■ **Records provided**
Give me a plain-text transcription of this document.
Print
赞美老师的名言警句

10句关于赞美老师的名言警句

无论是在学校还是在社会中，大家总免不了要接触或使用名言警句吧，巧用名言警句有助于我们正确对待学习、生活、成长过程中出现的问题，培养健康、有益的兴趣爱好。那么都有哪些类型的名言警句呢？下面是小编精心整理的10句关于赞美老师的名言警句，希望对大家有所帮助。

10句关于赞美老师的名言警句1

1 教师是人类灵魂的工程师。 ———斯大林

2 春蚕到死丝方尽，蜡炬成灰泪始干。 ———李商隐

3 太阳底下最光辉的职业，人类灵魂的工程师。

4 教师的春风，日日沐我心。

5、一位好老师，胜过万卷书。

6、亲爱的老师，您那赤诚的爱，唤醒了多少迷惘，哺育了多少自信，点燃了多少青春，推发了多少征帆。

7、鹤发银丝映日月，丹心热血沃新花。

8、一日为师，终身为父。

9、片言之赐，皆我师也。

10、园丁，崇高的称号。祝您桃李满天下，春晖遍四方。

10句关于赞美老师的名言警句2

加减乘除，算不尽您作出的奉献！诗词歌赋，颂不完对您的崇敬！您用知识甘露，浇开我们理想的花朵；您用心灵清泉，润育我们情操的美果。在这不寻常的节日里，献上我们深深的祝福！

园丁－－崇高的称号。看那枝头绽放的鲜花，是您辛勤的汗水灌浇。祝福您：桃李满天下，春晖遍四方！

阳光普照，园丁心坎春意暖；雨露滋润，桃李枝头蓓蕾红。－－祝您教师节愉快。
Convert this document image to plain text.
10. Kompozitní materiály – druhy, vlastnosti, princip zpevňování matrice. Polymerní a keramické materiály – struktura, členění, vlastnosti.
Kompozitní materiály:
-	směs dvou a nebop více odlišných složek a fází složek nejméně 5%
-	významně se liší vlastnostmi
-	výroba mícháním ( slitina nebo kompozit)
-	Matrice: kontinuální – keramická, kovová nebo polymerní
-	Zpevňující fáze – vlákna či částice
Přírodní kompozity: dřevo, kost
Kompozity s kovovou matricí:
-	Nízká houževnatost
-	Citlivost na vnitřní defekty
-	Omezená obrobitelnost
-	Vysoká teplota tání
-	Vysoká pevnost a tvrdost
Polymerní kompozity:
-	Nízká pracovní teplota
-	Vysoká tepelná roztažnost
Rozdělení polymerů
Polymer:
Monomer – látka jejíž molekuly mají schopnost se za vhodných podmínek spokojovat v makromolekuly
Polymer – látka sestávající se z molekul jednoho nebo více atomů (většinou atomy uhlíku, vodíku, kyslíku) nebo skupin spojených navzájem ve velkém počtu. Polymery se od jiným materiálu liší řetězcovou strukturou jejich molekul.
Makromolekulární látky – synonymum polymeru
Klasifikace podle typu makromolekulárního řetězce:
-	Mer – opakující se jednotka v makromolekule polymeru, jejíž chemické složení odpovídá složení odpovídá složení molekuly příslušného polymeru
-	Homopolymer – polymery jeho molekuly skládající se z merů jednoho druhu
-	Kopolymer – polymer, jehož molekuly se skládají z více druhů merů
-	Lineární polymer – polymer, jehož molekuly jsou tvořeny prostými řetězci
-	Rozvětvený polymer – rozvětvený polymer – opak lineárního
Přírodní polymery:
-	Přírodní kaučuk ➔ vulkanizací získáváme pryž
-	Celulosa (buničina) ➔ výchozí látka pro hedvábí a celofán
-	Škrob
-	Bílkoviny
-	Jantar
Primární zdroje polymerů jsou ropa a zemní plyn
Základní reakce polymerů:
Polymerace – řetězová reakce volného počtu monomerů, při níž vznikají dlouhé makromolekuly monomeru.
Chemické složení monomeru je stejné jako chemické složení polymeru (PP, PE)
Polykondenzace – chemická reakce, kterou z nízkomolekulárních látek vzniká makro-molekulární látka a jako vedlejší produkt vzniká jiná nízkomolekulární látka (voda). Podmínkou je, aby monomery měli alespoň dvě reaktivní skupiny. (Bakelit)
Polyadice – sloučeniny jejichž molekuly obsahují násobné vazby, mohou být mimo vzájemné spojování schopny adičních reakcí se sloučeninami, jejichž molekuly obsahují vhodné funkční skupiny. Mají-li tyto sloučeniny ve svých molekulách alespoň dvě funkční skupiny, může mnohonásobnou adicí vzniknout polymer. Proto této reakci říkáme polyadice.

■ **What the exercise asks**
Copy each line of the preceding data that contains the string "document".

■ **Output for this exercise**
Give me a plain-text transcription of this document.
Convert this document image to plain text.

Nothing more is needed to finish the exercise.